» Brief
Copy all of the material word for word, except for the pictures.

» Given records
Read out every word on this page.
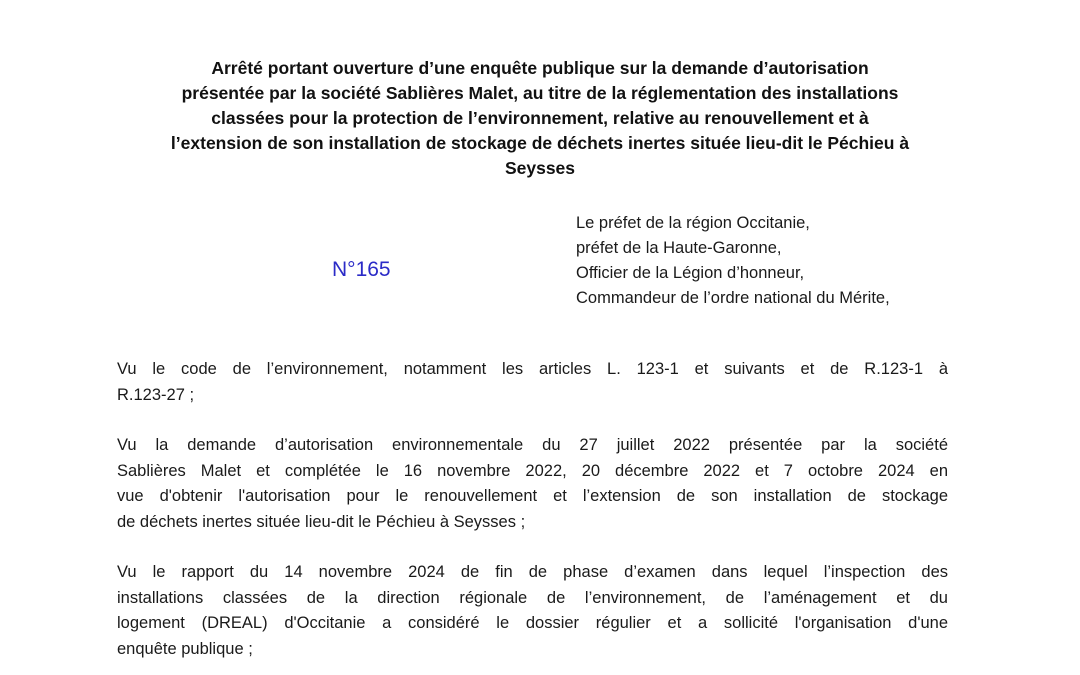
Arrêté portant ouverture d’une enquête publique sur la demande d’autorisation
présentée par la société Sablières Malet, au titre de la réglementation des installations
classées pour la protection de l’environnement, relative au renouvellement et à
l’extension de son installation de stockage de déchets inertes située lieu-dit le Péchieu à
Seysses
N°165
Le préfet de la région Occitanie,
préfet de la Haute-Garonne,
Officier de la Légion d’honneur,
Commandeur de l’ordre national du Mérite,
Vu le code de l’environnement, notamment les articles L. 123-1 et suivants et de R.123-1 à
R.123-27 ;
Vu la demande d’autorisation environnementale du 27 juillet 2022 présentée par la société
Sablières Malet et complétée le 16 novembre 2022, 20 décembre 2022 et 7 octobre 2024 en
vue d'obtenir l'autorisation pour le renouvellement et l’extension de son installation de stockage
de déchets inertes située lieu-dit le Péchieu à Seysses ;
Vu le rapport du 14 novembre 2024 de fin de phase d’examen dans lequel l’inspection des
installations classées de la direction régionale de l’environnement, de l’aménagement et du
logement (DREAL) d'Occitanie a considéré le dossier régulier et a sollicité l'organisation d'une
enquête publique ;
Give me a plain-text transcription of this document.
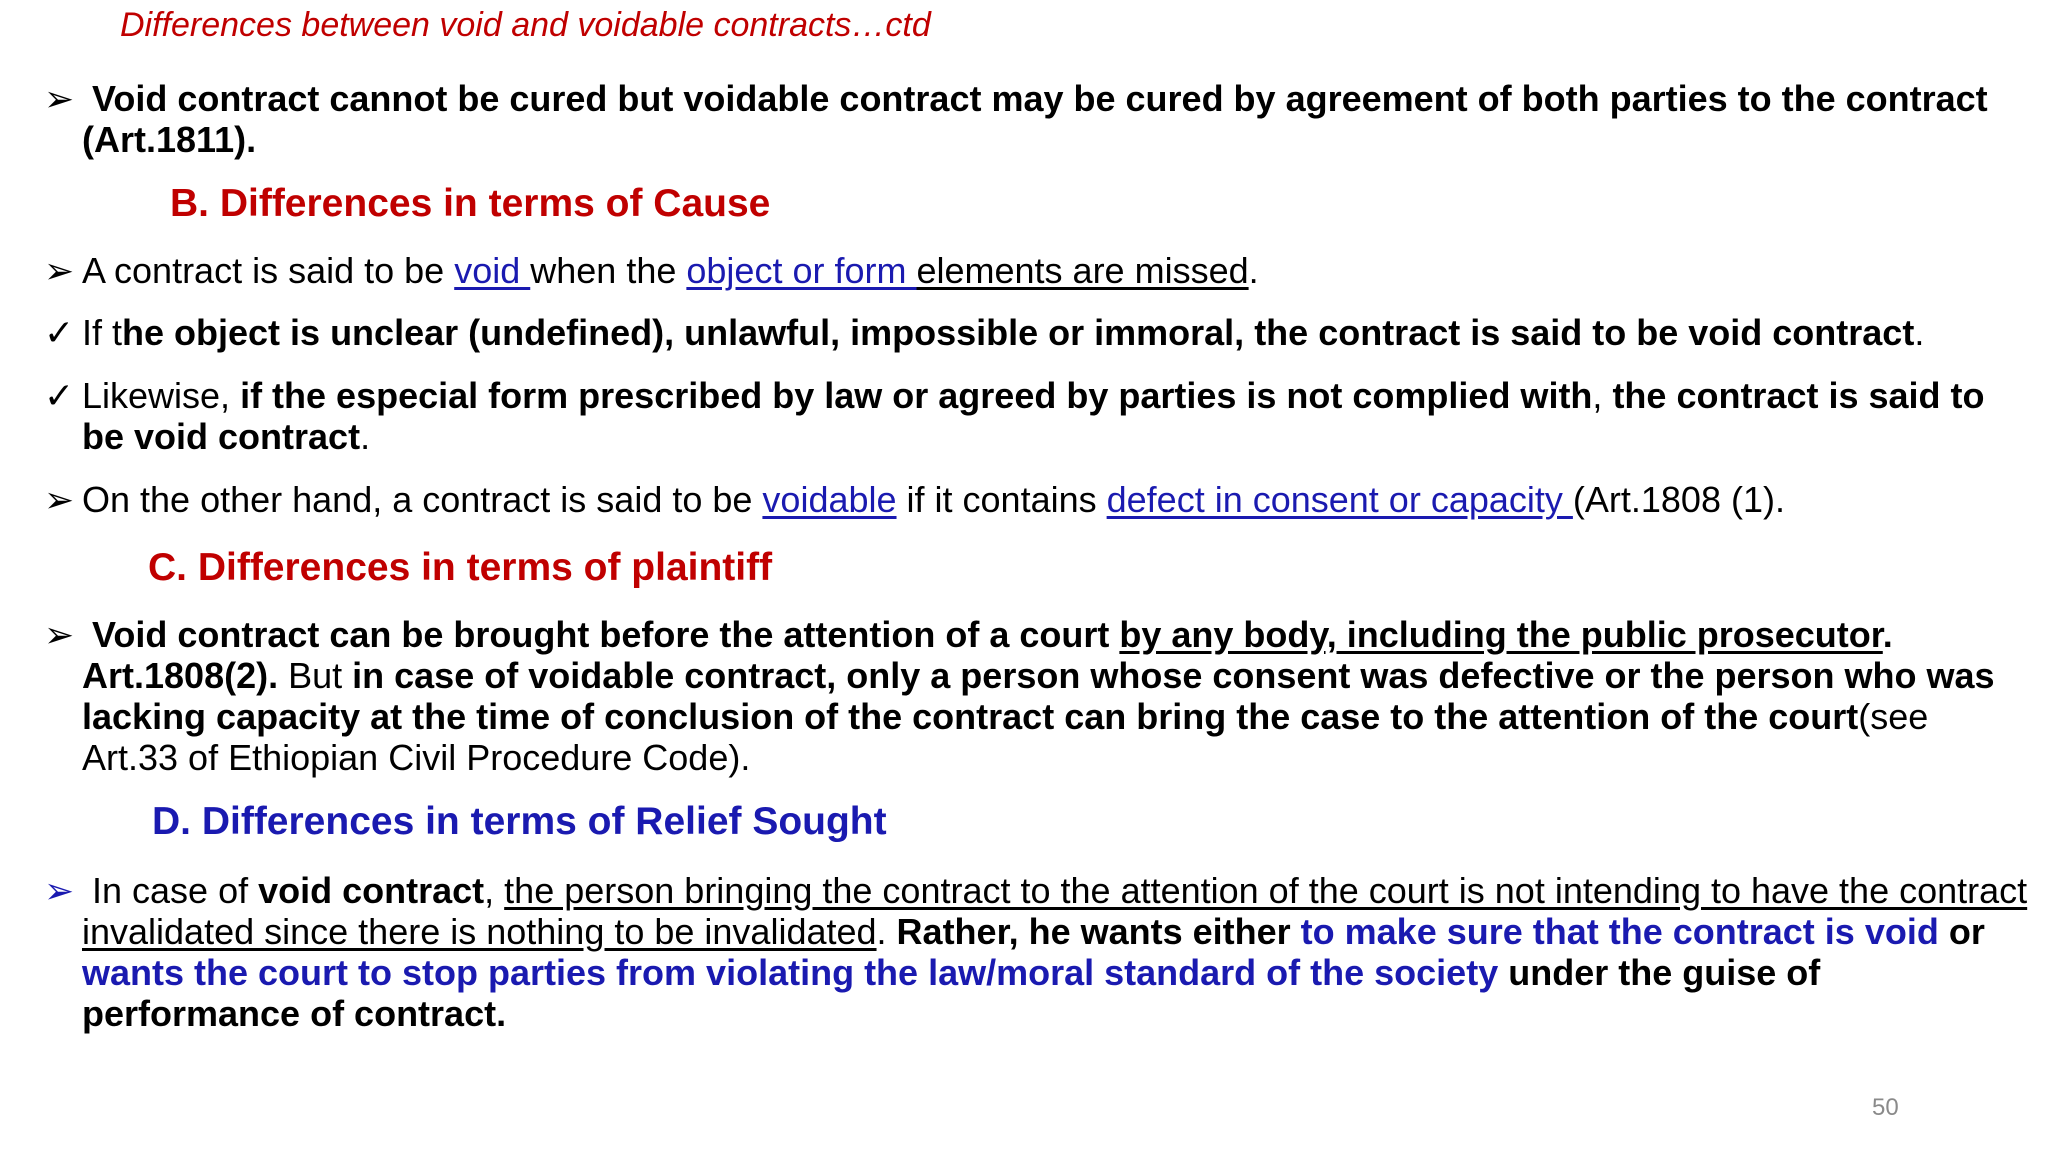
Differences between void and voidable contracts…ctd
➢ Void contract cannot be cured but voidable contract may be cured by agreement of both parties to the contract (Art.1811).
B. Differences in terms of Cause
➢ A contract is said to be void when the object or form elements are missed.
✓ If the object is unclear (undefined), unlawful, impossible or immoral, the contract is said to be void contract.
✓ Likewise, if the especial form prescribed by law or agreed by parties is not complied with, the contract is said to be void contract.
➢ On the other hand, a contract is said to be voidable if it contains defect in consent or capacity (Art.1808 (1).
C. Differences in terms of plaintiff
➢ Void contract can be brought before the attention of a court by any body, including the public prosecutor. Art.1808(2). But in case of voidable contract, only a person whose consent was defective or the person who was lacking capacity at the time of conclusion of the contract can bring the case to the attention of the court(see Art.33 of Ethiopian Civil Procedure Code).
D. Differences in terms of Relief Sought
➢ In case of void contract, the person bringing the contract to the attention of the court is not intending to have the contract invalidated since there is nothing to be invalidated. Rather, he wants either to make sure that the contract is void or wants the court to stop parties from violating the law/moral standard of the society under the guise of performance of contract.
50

» Task response
Read out every word on this page.
Arrêté portant ouverture d’une enquête publique sur la demande d’autorisation
présentée par la société Sablières Malet, au titre de la réglementation des installations
classées pour la protection de l’environnement, relative au renouvellement et à
l’extension de son installation de stockage de déchets inertes située lieu-dit le Péchieu à
Seysses
N°165
Le préfet de la région Occitanie,
préfet de la Haute-Garonne,
Officier de la Légion d’honneur,
Commandeur de l’ordre national du Mérite,
Vu le code de l’environnement, notamment les articles L. 123-1 et suivants et de R.123-1 à
R.123-27 ;
Vu la demande d’autorisation environnementale du 27 juillet 2022 présentée par la société
Sablières Malet et complétée le 16 novembre 2022, 20 décembre 2022 et 7 octobre 2024 en
vue d'obtenir l'autorisation pour le renouvellement et l’extension de son installation de stockage
de déchets inertes située lieu-dit le Péchieu à Seysses ;
Vu le rapport du 14 novembre 2024 de fin de phase d’examen dans lequel l’inspection des
installations classées de la direction régionale de l’environnement, de l’aménagement et du
logement (DREAL) d'Occitanie a considéré le dossier régulier et a sollicité l'organisation d'une
enquête publique ;
Give me a plain-text transcription of this document.
Differences between void and voidable contracts…ctd
➢ Void contract cannot be cured but voidable contract may be cured by agreement of both parties to the contract (Art.1811).
B. Differences in terms of Cause
➢ A contract is said to be void when the object or form elements are missed.
✓ If the object is unclear (undefined), unlawful, impossible or immoral, the contract is said to be void contract.
✓ Likewise, if the especial form prescribed by law or agreed by parties is not complied with, the contract is said to be void contract.
➢ On the other hand, a contract is said to be voidable if it contains defect in consent or capacity (Art.1808 (1).
C. Differences in terms of plaintiff
➢ Void contract can be brought before the attention of a court by any body, including the public prosecutor. Art.1808(2). But in case of voidable contract, only a person whose consent was defective or the person who was lacking capacity at the time of conclusion of the contract can bring the case to the attention of the court(see Art.33 of Ethiopian Civil Procedure Code).
D. Differences in terms of Relief Sought
➢ In case of void contract, the person bringing the contract to the attention of the court is not intending to have the contract invalidated since there is nothing to be invalidated. Rather, he wants either to make sure that the contract is void or wants the court to stop parties from violating the law/moral standard of the society under the guise of performance of contract.
50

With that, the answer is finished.